* [PROBLEMS TO SOLVE]
(a) Copy the passage on Andrew Allen between "However while RAAD" and "was covered up.", inclusive.
(b) Answer these questions from the text on Andrew Allen:
(i) What does the abbreviation RAAD stand for?
(ii) To what place did Allen move after leaving Derry?
(iii) On what date did RAAD admit responsibility for his death?

* [QUOTED TEXT]
----------------
Andrew Allen (c. 1987 – 9 February 2012) was an Irish murder victim.

A native of Derry, Allen was one of over thirty natives of Derry who had been forced from their homes by the Irish republican vigilante group calling itself Republican Action Against Drugs, or RAAD (as of 26 July 2012, the Irish Republican Army).

However while RAAD claimed responsibility for the murder, friends and family believe that another dissident organisation was involved and that the modus operandi and murder weapon was more likely linked to the Real IRA, which later joined forces with RAAD. The Real IRA has been the subject of claims that MI5 involvement in a previous murder was covered up.

RAAD claimed that Allen was a drug dealer (a charge denied by his family) and a threat from an unnamed group forced him to leave Derry. Allen moved to Lisfannon, Buncrana, County Donegal, where he lived with his partner and her two children. He was shot dead on 9 February 2012 by three gunmen. RAAD admitted responsibility for his death on 22 February, claiming they would kill a number of other individuals they claimed were drug dealers.
----------------
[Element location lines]
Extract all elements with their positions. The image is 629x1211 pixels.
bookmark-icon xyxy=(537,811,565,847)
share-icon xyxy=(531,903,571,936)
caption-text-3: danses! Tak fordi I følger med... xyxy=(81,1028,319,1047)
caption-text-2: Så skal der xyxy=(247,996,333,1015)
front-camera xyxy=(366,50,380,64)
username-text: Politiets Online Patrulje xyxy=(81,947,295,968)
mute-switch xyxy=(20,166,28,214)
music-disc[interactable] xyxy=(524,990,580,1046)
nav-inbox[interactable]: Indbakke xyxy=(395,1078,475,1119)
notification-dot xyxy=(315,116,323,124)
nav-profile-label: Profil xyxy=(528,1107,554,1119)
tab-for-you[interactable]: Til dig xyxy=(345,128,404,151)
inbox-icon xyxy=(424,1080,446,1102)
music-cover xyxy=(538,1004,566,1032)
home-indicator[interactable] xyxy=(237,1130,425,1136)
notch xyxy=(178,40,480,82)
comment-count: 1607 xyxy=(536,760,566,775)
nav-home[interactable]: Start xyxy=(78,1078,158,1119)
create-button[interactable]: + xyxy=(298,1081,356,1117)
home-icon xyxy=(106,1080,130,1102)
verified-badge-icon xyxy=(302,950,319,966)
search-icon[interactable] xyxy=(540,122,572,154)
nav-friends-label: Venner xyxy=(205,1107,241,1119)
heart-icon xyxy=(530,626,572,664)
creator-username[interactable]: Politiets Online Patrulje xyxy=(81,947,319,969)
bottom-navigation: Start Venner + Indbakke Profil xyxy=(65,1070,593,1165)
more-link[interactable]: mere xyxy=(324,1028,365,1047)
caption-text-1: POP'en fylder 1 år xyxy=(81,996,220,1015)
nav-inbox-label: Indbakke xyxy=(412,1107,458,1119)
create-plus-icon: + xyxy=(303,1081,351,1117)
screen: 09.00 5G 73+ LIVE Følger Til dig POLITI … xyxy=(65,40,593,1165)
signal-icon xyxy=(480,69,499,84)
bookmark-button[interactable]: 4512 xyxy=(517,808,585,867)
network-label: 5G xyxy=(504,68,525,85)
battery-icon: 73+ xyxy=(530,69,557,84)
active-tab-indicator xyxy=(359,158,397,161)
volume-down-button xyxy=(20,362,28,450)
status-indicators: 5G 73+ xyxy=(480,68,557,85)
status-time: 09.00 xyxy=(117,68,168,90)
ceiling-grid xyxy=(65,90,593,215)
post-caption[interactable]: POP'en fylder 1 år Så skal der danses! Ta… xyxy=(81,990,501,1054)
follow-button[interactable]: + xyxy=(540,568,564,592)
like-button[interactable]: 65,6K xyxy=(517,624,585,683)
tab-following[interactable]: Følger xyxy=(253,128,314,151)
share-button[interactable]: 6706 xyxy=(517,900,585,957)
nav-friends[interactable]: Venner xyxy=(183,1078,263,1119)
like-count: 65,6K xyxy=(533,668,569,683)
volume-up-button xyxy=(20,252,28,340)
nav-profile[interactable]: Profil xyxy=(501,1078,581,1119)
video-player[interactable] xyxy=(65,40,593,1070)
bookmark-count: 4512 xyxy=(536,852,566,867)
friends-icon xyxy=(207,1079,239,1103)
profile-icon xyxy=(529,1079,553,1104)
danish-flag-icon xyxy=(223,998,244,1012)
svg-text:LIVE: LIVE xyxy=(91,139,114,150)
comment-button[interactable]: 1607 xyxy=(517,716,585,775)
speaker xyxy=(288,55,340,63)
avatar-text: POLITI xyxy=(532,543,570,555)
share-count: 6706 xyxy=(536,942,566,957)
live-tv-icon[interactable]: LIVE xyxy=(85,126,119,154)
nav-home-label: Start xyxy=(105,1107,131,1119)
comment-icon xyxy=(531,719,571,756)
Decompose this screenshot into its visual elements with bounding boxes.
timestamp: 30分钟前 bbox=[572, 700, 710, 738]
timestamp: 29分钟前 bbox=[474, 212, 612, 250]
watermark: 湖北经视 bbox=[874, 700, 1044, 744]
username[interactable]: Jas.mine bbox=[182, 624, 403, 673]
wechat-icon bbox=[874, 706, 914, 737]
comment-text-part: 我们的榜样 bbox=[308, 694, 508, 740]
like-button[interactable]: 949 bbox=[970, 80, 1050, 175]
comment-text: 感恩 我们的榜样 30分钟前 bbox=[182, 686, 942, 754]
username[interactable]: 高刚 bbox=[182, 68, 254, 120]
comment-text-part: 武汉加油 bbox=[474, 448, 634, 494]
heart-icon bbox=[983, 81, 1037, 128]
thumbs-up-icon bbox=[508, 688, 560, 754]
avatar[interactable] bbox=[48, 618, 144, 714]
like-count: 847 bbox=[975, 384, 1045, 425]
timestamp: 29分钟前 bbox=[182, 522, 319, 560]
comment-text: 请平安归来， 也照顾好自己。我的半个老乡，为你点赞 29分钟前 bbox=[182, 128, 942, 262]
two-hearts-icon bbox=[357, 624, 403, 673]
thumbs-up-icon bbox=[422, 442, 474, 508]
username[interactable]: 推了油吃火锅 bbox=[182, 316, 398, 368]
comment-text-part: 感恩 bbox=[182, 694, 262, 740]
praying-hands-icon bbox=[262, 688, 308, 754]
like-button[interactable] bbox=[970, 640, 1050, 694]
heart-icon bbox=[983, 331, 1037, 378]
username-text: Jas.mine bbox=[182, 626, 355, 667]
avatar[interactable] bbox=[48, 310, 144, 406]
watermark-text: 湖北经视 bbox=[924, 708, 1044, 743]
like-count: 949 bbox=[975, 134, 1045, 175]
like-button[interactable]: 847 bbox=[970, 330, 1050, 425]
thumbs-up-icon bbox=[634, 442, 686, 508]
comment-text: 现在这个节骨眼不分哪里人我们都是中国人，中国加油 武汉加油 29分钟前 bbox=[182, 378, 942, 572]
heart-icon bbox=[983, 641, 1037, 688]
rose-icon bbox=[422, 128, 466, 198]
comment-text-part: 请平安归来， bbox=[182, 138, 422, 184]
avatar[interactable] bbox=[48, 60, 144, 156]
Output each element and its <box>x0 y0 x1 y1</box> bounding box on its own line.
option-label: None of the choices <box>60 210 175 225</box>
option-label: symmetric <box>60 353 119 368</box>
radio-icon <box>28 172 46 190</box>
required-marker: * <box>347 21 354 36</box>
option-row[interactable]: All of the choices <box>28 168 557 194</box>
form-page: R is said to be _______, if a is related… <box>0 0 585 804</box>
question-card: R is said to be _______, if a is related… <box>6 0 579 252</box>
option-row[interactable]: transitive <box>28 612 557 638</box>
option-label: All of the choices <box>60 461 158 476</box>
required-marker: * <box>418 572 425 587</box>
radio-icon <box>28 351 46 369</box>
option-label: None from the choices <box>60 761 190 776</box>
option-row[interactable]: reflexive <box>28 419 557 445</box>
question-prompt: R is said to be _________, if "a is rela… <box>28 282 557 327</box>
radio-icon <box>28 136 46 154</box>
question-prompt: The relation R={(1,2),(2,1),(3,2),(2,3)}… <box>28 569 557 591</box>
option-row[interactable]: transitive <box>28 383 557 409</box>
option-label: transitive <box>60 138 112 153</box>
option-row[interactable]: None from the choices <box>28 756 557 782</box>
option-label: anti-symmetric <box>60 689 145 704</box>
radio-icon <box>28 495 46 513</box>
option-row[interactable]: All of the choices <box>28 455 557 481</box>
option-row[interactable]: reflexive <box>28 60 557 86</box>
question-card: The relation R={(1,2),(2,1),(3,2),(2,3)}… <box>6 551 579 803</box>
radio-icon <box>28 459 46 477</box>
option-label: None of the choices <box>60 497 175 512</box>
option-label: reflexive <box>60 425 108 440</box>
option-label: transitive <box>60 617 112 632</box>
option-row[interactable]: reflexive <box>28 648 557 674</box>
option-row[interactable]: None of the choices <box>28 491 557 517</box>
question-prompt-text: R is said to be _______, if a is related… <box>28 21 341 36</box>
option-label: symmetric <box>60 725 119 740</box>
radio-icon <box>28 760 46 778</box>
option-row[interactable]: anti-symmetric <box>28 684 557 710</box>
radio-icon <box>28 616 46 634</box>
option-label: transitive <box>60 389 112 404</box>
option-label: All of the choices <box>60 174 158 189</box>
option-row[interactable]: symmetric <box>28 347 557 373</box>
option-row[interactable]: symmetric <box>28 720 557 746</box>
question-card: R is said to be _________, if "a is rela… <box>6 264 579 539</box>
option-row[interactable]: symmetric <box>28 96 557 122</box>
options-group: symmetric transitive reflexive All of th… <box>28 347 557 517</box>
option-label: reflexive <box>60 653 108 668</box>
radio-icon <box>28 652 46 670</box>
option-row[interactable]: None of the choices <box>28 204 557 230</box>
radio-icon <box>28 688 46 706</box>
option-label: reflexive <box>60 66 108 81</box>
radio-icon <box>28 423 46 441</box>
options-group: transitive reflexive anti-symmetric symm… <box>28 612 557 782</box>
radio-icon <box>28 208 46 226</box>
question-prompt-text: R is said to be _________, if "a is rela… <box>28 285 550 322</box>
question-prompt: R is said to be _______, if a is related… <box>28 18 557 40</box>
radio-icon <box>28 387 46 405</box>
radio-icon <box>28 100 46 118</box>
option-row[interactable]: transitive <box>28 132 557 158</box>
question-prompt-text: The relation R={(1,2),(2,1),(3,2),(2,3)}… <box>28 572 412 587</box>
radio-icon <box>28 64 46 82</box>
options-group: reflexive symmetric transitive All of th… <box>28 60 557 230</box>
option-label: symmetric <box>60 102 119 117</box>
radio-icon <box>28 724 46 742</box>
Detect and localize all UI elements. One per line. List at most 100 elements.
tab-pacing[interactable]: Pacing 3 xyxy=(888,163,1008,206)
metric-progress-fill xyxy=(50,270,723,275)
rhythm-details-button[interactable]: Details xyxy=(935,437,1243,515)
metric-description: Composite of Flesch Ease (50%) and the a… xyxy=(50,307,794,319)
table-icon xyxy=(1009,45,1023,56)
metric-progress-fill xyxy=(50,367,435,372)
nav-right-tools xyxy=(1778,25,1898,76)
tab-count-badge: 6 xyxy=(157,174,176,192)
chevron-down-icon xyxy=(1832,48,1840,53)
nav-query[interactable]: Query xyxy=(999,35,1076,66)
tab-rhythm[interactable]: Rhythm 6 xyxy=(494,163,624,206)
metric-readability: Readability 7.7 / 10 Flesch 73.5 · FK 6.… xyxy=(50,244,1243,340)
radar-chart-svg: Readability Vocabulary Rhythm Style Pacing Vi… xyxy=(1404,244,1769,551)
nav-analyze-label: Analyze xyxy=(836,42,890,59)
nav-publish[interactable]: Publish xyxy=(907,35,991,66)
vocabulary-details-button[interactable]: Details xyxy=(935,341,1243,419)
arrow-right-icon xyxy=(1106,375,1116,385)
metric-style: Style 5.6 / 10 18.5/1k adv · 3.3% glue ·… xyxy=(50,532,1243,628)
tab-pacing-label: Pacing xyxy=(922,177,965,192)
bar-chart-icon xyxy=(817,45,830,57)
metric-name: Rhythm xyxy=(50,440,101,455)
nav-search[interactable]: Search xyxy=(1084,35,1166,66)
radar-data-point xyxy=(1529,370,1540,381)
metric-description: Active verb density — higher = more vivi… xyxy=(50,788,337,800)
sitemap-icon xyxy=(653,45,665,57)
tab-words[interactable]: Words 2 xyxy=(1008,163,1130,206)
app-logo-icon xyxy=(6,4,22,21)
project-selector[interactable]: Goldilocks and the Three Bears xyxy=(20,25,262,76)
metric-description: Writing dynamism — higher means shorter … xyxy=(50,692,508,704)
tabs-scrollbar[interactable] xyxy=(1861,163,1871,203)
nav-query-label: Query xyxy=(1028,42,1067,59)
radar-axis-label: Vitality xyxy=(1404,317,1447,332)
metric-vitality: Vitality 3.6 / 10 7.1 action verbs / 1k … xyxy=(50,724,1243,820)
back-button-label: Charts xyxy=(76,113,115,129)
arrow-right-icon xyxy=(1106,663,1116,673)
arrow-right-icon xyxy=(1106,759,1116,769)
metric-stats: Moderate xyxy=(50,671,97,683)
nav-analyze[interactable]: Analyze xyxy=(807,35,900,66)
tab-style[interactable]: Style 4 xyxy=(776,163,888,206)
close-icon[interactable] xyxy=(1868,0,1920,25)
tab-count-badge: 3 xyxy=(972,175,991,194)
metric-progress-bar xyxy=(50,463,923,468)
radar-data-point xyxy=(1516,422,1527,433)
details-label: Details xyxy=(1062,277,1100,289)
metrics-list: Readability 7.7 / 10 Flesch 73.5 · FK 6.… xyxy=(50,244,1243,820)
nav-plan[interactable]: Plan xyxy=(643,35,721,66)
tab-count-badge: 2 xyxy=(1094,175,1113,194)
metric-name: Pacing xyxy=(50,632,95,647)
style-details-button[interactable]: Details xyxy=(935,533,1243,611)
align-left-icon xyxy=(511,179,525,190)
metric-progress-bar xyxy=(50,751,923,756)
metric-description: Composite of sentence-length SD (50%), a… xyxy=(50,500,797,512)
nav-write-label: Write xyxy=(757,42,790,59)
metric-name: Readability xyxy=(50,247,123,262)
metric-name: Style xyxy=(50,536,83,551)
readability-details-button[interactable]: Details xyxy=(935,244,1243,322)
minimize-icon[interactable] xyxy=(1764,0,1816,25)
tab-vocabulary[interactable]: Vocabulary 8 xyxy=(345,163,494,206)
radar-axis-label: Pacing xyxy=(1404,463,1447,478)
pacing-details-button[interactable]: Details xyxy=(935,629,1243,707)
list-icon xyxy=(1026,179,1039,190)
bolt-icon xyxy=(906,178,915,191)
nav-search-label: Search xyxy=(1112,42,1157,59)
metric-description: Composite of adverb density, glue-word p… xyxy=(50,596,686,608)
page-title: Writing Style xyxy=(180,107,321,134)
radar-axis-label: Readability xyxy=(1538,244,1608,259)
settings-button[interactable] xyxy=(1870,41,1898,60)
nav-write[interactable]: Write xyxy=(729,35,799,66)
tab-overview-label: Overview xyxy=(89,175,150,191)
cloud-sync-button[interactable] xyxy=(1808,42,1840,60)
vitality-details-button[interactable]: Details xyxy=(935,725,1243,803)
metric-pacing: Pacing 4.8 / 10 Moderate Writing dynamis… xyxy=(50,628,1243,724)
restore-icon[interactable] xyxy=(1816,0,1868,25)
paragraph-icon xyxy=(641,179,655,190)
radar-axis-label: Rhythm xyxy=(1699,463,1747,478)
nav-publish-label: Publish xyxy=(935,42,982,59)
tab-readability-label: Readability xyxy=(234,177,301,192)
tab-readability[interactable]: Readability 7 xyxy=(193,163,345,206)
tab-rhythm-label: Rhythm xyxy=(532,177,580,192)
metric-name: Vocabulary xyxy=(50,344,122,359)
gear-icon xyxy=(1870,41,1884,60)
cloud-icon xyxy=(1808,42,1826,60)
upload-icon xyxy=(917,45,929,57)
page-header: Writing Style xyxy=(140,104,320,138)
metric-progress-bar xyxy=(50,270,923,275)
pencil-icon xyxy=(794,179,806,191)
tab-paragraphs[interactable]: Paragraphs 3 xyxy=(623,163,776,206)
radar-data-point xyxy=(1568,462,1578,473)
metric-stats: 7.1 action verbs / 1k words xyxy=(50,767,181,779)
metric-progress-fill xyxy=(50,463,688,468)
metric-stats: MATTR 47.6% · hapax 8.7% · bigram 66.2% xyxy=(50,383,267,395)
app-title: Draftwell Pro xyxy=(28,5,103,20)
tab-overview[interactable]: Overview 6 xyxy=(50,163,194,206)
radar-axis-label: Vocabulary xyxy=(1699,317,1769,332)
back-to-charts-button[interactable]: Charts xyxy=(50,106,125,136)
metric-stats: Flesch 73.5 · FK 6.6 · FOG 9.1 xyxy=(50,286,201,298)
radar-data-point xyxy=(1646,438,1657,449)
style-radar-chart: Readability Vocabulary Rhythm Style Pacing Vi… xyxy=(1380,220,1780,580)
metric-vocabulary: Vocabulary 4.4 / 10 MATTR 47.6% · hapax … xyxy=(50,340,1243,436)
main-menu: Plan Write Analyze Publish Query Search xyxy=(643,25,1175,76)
----------------
* [TASK-BY-TASK SOLUTIONS]
(a)
However while RAAD claimed responsibility for the murder, friends and family believe that another dissident organisation was involved and that the modus operandi and murder weapon was more likely linked to the Real IRA, which later joined forces with RAAD. The Real IRA has been the subject of claims that MI5 involvement in a previous murder was covered up.

(b)
(i) Republican Action Against Drugs
(ii) Lisfannon, Buncrana, County Donegal
(iii) 22 February